* DATA SUPPLIED
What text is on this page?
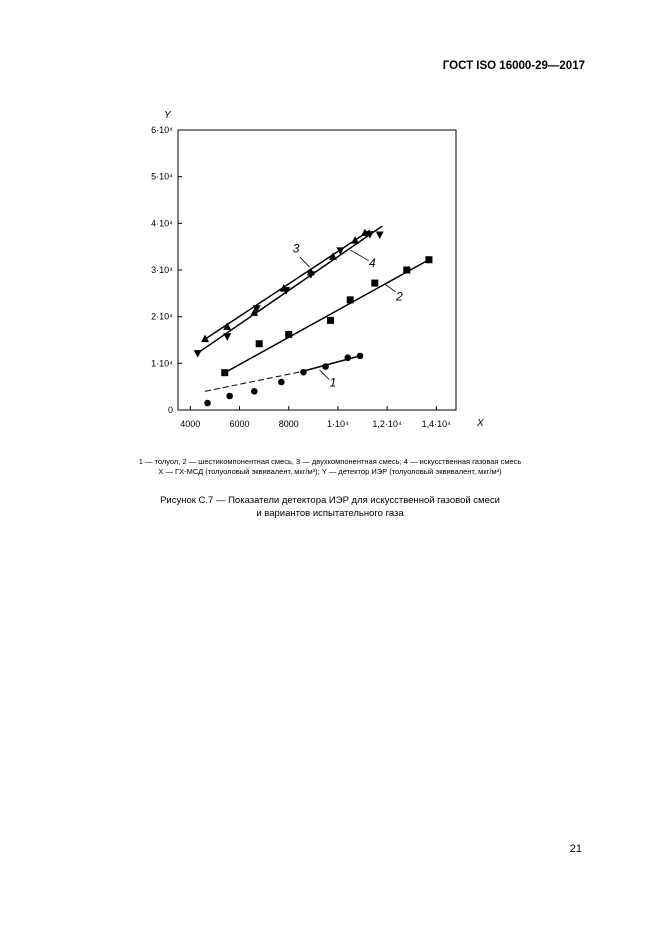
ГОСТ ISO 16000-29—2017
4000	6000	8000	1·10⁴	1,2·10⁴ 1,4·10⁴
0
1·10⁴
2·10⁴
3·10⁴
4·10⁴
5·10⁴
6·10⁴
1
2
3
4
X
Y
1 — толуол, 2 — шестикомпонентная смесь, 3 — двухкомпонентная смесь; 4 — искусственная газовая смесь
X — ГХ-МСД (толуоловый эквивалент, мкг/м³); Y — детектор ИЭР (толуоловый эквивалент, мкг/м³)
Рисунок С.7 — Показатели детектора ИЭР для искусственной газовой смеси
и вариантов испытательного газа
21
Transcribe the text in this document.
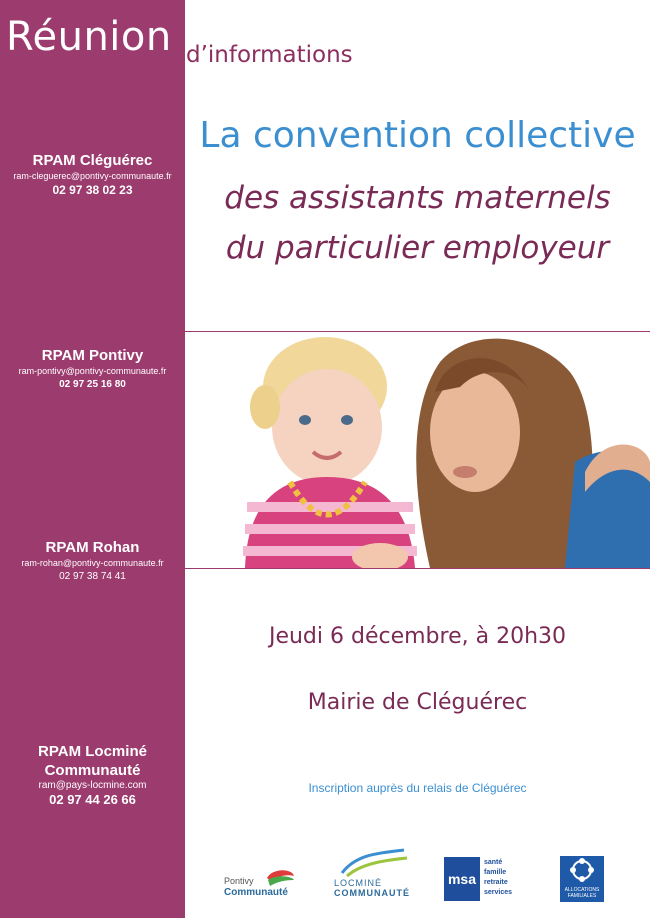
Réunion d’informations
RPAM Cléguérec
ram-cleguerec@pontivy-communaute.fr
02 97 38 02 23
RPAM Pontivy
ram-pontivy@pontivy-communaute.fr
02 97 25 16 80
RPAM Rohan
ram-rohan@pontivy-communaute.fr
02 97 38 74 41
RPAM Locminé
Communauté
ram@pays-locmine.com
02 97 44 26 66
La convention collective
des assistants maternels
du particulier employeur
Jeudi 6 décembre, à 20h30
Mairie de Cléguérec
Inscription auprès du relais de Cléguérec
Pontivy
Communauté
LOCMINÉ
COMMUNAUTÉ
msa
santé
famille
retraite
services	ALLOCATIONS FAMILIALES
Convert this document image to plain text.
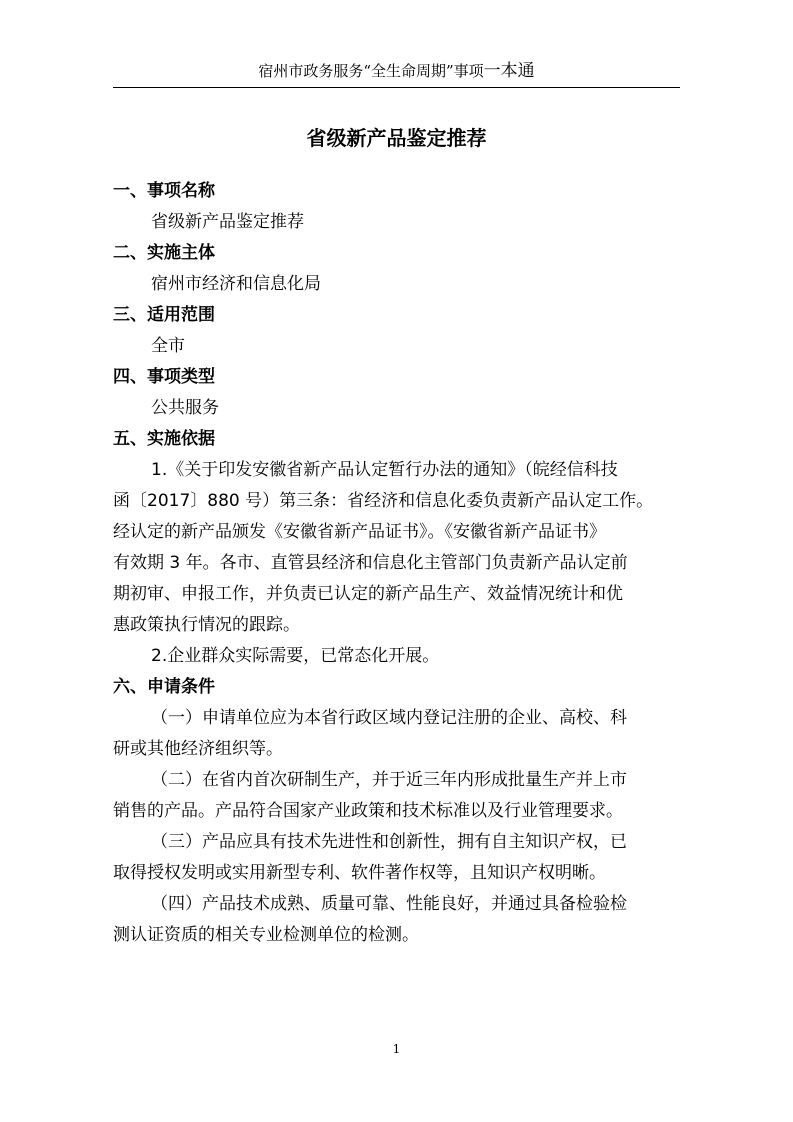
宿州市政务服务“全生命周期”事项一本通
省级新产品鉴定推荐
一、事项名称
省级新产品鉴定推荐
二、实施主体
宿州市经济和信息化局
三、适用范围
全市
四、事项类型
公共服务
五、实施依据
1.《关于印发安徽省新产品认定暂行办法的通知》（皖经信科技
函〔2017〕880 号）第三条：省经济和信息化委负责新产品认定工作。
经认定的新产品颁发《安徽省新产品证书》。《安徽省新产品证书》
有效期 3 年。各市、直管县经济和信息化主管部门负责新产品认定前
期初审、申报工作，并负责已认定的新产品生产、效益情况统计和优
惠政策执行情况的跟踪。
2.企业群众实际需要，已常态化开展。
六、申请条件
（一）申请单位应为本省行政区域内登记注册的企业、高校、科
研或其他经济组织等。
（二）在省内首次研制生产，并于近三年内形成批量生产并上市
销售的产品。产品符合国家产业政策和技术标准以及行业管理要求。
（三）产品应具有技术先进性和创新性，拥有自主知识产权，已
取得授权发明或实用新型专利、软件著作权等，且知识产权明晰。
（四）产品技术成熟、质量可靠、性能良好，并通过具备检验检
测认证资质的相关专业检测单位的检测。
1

---

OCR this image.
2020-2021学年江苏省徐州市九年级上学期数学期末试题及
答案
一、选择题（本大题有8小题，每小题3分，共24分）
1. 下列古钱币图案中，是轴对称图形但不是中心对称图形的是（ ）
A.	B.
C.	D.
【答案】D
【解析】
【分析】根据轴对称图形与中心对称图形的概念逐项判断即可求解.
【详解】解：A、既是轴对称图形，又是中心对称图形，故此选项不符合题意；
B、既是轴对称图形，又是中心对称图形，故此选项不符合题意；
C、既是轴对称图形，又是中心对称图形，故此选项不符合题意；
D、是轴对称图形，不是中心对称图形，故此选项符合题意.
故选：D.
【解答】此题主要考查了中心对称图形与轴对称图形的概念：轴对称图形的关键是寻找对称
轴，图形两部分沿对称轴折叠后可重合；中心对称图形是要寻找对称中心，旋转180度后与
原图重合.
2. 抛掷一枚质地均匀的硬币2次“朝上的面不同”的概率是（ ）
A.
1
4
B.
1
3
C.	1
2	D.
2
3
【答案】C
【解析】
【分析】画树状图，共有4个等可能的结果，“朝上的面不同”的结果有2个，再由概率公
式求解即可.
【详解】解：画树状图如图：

==

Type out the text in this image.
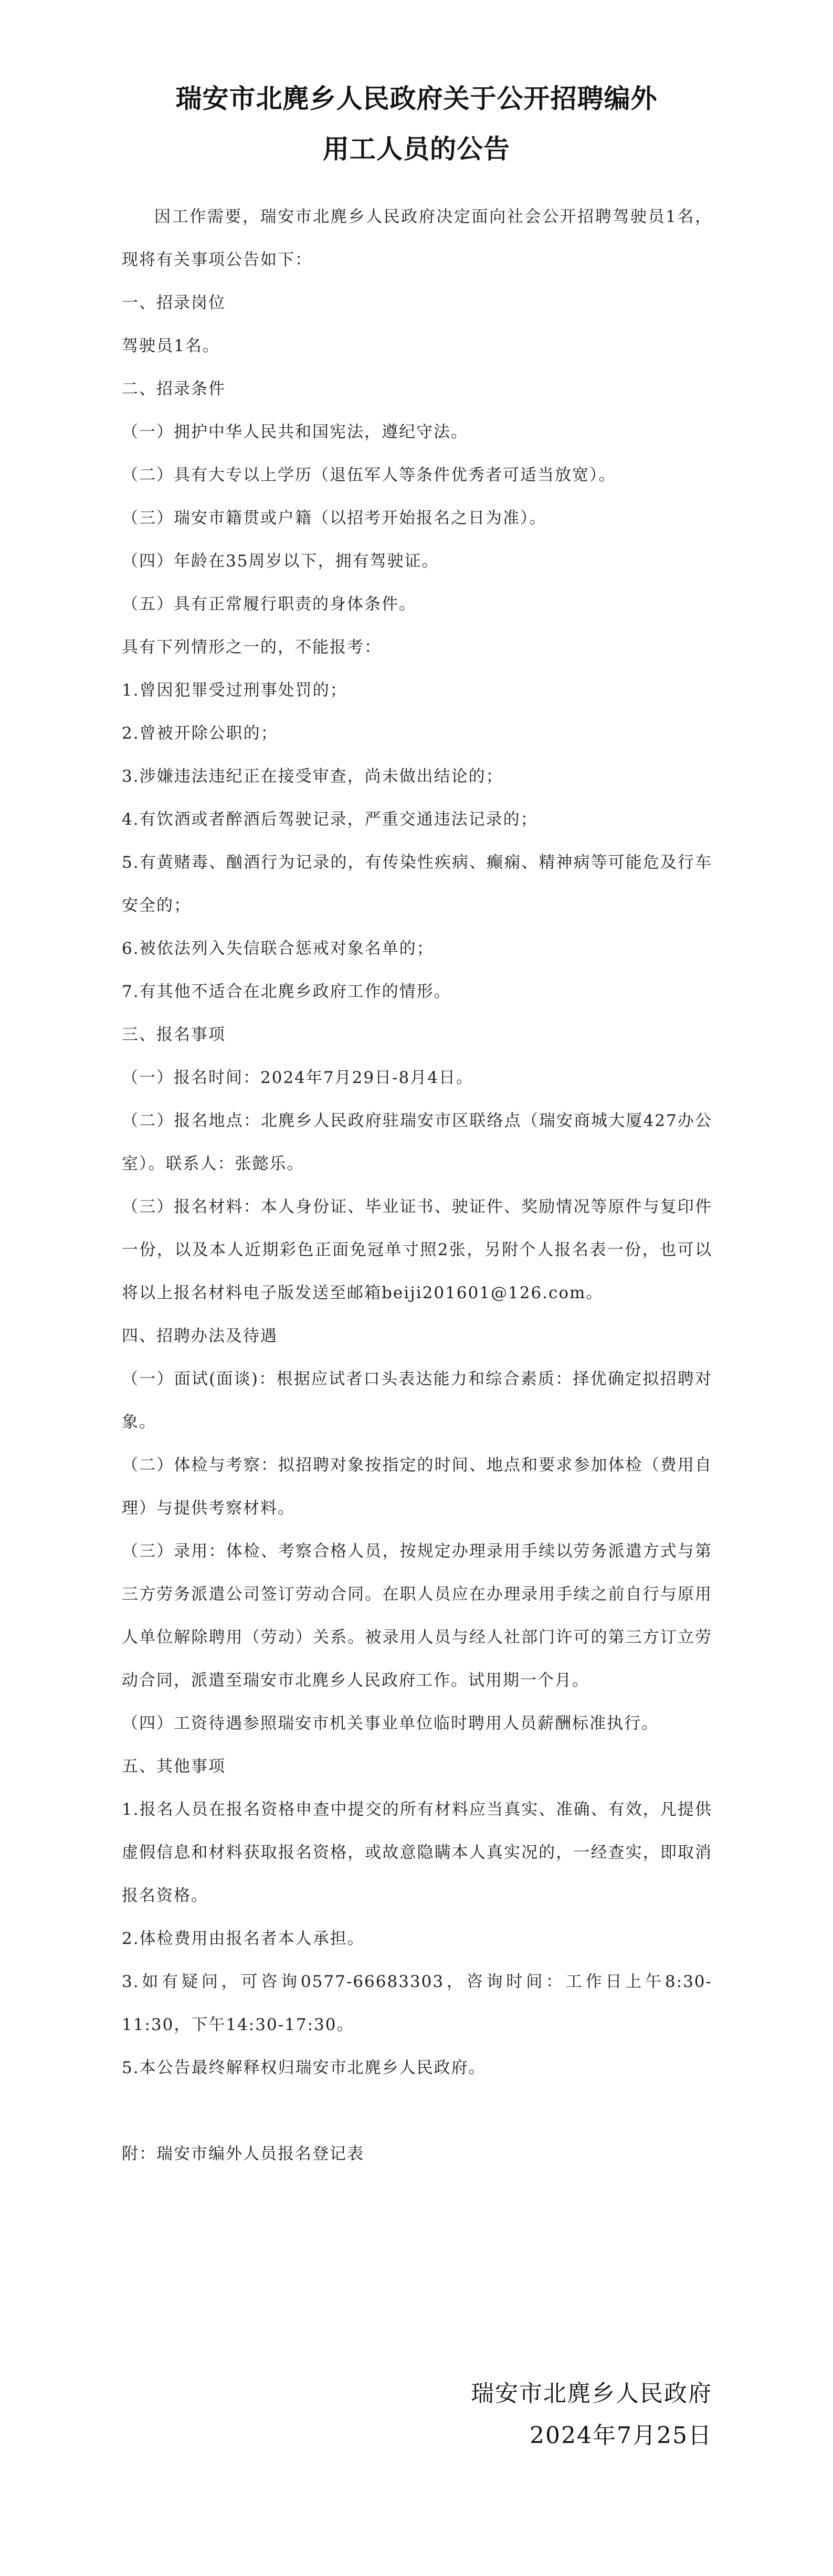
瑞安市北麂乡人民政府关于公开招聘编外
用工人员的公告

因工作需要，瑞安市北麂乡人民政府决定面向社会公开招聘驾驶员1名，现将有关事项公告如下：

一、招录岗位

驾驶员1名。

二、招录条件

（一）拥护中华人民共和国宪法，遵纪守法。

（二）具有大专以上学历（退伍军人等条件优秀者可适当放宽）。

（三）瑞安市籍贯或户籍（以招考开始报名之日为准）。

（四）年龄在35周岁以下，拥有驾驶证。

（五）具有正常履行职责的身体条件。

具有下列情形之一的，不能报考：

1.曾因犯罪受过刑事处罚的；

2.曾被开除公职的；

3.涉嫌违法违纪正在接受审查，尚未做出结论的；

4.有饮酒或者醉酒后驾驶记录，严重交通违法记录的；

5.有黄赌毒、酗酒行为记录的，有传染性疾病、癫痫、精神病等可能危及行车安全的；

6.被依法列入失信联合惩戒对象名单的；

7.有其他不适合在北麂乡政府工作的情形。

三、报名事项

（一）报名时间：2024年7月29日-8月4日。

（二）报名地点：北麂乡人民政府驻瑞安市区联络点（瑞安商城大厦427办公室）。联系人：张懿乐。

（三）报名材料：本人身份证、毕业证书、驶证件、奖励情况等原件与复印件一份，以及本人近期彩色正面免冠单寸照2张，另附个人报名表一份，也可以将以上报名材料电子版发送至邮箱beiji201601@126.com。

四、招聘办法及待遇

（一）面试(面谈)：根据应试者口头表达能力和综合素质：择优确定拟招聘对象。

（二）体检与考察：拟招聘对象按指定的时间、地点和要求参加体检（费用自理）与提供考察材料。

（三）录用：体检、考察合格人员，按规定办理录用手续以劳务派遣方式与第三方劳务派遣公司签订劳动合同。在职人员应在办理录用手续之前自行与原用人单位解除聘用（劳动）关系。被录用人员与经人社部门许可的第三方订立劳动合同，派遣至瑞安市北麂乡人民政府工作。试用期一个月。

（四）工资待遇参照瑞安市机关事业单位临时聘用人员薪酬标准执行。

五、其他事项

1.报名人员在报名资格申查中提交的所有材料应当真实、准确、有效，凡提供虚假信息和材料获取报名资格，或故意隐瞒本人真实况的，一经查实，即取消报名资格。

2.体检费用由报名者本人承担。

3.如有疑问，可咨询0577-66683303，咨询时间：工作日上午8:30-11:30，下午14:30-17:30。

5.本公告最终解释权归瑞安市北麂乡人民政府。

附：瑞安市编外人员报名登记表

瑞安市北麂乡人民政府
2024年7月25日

* STATED PROBLEM
In the entries above, identify every line with the string "this".

* TASK OUTPUT
What text is on this page?
Transcribe the text in this document.
Convert this document image to plain text.
OCR this image.
Type out the text in this image.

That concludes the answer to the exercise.